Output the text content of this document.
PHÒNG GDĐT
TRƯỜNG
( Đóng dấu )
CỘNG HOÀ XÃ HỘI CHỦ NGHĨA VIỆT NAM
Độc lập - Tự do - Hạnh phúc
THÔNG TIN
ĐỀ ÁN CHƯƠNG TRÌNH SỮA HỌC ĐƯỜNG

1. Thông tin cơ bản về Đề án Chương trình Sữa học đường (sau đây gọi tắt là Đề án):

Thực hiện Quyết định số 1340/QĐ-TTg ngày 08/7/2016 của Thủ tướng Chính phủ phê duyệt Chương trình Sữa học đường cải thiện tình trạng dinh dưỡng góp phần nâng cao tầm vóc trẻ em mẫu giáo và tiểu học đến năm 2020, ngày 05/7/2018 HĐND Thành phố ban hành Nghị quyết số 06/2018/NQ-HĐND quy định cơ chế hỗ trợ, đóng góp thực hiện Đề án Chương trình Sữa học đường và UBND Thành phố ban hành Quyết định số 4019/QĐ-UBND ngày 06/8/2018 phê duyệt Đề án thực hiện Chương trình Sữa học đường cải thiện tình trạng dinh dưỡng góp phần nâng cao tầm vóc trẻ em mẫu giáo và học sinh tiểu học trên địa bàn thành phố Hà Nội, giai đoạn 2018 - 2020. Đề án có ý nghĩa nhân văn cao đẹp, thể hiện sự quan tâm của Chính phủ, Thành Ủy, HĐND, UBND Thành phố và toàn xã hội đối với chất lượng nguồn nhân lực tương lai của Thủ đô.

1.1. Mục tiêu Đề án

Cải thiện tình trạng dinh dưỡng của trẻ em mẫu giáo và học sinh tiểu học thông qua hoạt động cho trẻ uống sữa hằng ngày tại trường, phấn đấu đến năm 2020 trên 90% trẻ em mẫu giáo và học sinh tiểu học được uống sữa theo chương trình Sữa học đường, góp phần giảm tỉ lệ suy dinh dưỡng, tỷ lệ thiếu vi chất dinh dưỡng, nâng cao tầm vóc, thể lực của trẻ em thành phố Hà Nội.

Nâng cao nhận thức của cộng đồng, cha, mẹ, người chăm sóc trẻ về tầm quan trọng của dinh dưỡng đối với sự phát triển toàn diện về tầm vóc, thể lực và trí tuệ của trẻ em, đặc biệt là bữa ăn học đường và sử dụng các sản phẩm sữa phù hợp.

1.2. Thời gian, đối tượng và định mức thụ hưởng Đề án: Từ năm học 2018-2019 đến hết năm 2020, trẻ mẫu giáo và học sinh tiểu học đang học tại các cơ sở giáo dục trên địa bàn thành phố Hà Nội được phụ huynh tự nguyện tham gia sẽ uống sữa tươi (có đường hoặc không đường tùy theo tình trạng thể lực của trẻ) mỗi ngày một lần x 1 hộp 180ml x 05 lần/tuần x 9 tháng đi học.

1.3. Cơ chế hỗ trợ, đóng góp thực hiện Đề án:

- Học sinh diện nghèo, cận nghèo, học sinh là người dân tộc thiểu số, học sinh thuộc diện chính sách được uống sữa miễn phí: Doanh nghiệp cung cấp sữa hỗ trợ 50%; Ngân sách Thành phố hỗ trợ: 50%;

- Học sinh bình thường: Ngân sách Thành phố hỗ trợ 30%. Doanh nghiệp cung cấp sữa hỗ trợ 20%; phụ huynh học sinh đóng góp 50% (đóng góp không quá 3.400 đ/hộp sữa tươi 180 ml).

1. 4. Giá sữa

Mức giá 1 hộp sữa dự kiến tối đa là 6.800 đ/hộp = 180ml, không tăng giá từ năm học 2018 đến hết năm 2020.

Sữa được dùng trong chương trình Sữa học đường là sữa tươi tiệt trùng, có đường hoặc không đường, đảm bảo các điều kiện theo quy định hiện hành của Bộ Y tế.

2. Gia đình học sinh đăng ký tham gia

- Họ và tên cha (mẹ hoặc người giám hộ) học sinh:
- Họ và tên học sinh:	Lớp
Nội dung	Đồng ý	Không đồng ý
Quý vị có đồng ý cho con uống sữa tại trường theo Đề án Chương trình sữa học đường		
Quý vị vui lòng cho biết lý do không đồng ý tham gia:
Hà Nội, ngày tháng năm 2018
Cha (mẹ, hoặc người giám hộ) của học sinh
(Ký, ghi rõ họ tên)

====================

▶ **EXERCISE DETAILS**: Return all the data above once more, precisely as given.

▶ **FULL ANSWER**:
Output the text content of this document.
PHÒNG GDĐT
TRƯỜNG
( Đóng dấu )
CỘNG HOÀ XÃ HỘI CHỦ NGHĨA VIỆT NAM
Độc lập - Tự do - Hạnh phúc
THÔNG TIN
ĐỀ ÁN CHƯƠNG TRÌNH SỮA HỌC ĐƯỜNG

1. Thông tin cơ bản về Đề án Chương trình Sữa học đường (sau đây gọi tắt là Đề án):

Thực hiện Quyết định số 1340/QĐ-TTg ngày 08/7/2016 của Thủ tướng Chính phủ phê duyệt Chương trình Sữa học đường cải thiện tình trạng dinh dưỡng góp phần nâng cao tầm vóc trẻ em mẫu giáo và tiểu học đến năm 2020, ngày 05/7/2018 HĐND Thành phố ban hành Nghị quyết số 06/2018/NQ-HĐND quy định cơ chế hỗ trợ, đóng góp thực hiện Đề án Chương trình Sữa học đường và UBND Thành phố ban hành Quyết định số 4019/QĐ-UBND ngày 06/8/2018 phê duyệt Đề án thực hiện Chương trình Sữa học đường cải thiện tình trạng dinh dưỡng góp phần nâng cao tầm vóc trẻ em mẫu giáo và học sinh tiểu học trên địa bàn thành phố Hà Nội, giai đoạn 2018 - 2020. Đề án có ý nghĩa nhân văn cao đẹp, thể hiện sự quan tâm của Chính phủ, Thành Ủy, HĐND, UBND Thành phố và toàn xã hội đối với chất lượng nguồn nhân lực tương lai của Thủ đô.

1.1. Mục tiêu Đề án

Cải thiện tình trạng dinh dưỡng của trẻ em mẫu giáo và học sinh tiểu học thông qua hoạt động cho trẻ uống sữa hằng ngày tại trường, phấn đấu đến năm 2020 trên 90% trẻ em mẫu giáo và học sinh tiểu học được uống sữa theo chương trình Sữa học đường, góp phần giảm tỉ lệ suy dinh dưỡng, tỷ lệ thiếu vi chất dinh dưỡng, nâng cao tầm vóc, thể lực của trẻ em thành phố Hà Nội.

Nâng cao nhận thức của cộng đồng, cha, mẹ, người chăm sóc trẻ về tầm quan trọng của dinh dưỡng đối với sự phát triển toàn diện về tầm vóc, thể lực và trí tuệ của trẻ em, đặc biệt là bữa ăn học đường và sử dụng các sản phẩm sữa phù hợp.

1.2. Thời gian, đối tượng và định mức thụ hưởng Đề án: Từ năm học 2018-2019 đến hết năm 2020, trẻ mẫu giáo và học sinh tiểu học đang học tại các cơ sở giáo dục trên địa bàn thành phố Hà Nội được phụ huynh tự nguyện tham gia sẽ uống sữa tươi (có đường hoặc không đường tùy theo tình trạng thể lực của trẻ) mỗi ngày một lần x 1 hộp 180ml x 05 lần/tuần x 9 tháng đi học.

1.3. Cơ chế hỗ trợ, đóng góp thực hiện Đề án:

- Học sinh diện nghèo, cận nghèo, học sinh là người dân tộc thiểu số, học sinh thuộc diện chính sách được uống sữa miễn phí: Doanh nghiệp cung cấp sữa hỗ trợ 50%; Ngân sách Thành phố hỗ trợ: 50%;

- Học sinh bình thường: Ngân sách Thành phố hỗ trợ 30%. Doanh nghiệp cung cấp sữa hỗ trợ 20%; phụ huynh học sinh đóng góp 50% (đóng góp không quá 3.400 đ/hộp sữa tươi 180 ml).

1. 4. Giá sữa

Mức giá 1 hộp sữa dự kiến tối đa là 6.800 đ/hộp = 180ml, không tăng giá từ năm học 2018 đến hết năm 2020.

Sữa được dùng trong chương trình Sữa học đường là sữa tươi tiệt trùng, có đường hoặc không đường, đảm bảo các điều kiện theo quy định hiện hành của Bộ Y tế.

2. Gia đình học sinh đăng ký tham gia

- Họ và tên cha (mẹ hoặc người giám hộ) học sinh:
- Họ và tên học sinh:	Lớp
Nội dung	Đồng ý	Không đồng ý
Quý vị có đồng ý cho con uống sữa tại trường theo Đề án Chương trình sữa học đường		
Quý vị vui lòng cho biết lý do không đồng ý tham gia:
Hà Nội, ngày tháng năm 2018
Cha (mẹ, hoặc người giám hộ) của học sinh
(Ký, ghi rõ họ tên)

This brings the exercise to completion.